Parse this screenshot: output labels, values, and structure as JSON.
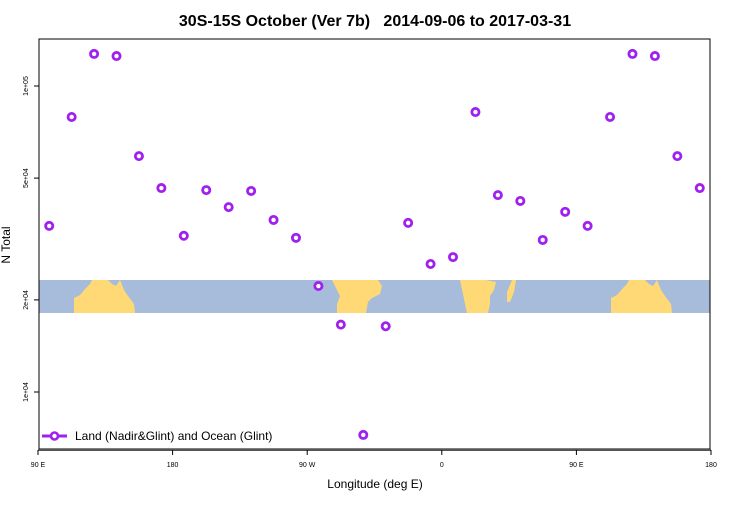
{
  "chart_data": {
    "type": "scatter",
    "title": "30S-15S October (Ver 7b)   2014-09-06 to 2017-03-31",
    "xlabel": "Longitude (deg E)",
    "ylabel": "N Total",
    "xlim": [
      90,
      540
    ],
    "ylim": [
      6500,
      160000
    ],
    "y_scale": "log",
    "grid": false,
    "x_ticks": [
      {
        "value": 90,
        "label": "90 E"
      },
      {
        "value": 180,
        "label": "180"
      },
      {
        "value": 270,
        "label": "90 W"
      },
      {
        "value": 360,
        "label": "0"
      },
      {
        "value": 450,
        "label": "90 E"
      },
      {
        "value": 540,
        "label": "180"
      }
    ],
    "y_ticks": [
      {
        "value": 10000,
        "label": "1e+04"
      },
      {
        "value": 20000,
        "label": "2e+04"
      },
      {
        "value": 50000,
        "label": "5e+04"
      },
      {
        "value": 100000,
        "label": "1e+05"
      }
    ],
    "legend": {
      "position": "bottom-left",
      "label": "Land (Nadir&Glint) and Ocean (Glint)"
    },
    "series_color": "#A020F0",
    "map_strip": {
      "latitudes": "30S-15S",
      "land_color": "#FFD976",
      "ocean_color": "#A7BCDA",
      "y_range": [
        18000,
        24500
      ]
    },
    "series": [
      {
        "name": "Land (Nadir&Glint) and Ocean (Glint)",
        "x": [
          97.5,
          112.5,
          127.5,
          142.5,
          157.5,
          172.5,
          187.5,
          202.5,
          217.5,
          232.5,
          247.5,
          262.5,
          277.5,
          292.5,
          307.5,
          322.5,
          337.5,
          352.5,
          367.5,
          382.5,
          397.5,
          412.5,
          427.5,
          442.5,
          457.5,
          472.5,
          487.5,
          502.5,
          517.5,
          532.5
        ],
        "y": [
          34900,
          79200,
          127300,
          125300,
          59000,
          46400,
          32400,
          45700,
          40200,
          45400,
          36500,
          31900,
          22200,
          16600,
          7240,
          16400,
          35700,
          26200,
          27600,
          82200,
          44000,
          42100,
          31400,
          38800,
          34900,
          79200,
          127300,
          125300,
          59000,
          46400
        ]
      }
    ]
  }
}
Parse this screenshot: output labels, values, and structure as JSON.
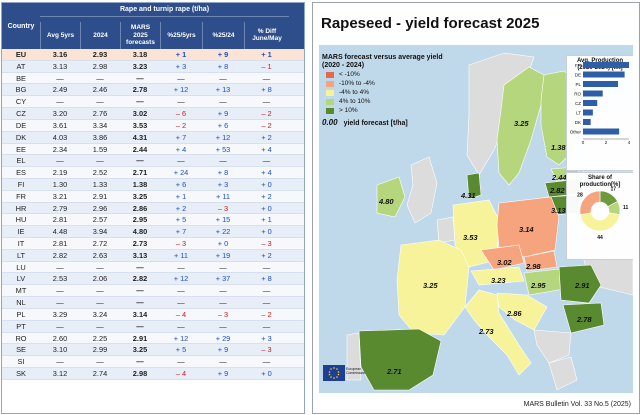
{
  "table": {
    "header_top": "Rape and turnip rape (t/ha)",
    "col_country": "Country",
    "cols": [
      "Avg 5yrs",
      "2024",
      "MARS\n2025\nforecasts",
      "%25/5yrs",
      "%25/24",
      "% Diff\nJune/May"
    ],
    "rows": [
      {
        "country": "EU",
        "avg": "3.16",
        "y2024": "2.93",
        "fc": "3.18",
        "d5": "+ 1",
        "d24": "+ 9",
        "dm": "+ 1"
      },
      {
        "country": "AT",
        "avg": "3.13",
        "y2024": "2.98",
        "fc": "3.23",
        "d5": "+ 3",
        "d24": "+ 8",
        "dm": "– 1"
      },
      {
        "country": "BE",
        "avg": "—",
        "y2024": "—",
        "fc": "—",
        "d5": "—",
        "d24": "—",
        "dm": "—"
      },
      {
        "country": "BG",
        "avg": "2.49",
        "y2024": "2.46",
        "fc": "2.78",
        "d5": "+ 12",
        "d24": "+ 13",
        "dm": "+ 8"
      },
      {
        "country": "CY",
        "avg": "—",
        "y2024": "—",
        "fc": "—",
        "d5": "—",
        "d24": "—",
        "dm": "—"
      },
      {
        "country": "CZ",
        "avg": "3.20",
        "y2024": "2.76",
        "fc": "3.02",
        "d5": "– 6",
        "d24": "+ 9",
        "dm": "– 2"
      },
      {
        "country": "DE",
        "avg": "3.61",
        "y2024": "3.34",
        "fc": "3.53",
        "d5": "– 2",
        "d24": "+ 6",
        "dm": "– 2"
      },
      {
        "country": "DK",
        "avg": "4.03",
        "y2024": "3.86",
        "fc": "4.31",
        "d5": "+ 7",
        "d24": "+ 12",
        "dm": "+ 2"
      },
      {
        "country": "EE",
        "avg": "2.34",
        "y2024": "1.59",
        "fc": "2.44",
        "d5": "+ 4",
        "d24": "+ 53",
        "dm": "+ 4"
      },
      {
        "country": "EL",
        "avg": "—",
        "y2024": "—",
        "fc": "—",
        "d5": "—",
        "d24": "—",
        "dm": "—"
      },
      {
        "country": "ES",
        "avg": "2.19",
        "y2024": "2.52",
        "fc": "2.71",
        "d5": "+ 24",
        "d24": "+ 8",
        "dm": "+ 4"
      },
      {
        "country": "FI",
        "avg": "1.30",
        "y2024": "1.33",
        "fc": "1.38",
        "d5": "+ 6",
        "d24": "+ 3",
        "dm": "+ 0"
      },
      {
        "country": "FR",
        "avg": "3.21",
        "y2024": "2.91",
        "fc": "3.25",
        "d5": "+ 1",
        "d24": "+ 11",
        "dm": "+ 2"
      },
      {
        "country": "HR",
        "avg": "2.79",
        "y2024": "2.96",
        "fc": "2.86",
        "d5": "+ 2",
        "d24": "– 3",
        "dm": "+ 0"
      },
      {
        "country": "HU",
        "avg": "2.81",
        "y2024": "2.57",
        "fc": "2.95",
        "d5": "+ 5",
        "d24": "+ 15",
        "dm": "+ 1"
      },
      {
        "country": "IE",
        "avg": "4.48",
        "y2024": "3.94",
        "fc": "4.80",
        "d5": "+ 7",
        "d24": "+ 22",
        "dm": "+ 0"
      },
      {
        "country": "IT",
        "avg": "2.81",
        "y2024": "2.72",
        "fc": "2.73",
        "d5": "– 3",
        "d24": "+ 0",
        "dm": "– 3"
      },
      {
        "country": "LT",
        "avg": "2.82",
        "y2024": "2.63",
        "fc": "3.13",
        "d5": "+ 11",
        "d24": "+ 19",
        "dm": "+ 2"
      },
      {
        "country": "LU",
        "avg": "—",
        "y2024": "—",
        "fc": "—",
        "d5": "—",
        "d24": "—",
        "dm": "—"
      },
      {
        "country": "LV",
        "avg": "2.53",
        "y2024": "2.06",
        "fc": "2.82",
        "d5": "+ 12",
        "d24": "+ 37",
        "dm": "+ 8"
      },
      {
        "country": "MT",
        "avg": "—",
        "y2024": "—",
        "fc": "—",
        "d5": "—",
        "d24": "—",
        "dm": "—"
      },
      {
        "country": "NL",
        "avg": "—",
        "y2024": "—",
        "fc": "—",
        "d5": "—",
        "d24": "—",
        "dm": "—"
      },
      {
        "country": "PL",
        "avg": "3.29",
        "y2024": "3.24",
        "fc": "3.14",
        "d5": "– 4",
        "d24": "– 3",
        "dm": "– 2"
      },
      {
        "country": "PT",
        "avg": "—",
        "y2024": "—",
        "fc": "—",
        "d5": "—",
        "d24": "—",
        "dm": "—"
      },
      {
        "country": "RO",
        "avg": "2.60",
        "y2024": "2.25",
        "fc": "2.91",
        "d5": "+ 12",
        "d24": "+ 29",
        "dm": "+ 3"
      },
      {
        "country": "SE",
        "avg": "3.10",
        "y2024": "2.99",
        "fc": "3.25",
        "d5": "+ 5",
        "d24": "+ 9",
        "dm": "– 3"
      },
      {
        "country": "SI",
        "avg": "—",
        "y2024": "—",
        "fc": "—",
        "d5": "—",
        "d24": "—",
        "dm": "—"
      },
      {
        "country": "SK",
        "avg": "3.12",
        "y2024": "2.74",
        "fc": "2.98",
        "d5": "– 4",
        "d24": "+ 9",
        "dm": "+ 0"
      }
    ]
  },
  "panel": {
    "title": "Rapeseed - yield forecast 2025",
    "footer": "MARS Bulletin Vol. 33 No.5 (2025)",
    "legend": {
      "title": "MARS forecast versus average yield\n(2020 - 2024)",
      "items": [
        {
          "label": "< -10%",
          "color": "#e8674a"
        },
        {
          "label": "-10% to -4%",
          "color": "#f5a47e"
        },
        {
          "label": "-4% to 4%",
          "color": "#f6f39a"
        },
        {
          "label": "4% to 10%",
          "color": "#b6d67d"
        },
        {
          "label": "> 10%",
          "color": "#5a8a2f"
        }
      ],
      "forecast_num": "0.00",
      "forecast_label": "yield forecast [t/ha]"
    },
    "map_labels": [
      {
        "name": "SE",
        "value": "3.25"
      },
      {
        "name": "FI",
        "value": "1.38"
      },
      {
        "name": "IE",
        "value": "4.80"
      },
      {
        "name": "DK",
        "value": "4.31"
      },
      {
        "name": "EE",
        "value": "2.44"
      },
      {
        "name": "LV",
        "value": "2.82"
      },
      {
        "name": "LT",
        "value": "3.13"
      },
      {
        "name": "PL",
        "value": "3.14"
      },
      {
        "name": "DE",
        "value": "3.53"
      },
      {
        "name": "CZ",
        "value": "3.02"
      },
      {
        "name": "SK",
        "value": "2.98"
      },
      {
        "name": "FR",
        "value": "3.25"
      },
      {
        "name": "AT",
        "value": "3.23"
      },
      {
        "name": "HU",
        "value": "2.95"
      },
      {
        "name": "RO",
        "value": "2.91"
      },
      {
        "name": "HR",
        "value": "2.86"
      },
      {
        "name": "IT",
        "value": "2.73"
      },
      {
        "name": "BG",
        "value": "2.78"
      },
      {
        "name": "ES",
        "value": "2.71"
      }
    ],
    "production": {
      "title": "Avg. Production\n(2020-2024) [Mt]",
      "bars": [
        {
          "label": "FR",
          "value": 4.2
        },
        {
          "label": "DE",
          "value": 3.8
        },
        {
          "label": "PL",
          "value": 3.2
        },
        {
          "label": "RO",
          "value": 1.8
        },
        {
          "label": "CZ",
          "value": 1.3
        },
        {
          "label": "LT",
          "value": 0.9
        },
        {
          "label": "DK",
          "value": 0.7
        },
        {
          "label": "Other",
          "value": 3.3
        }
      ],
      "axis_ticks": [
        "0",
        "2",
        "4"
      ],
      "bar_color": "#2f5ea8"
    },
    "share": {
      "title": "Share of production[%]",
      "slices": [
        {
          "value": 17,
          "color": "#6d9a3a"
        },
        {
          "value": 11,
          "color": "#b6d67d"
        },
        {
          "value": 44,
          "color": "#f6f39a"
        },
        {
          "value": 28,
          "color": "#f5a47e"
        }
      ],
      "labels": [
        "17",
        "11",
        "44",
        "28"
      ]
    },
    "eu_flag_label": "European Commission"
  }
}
........
Exercise prompt ::
Of the lines above, copy each that contains "Nadir".

Problem solution ::
      "label": "Land (Nadir&Glint) and Ocean (Glint)"
        "name": "Land (Nadir&Glint) and Ocean (Glint)",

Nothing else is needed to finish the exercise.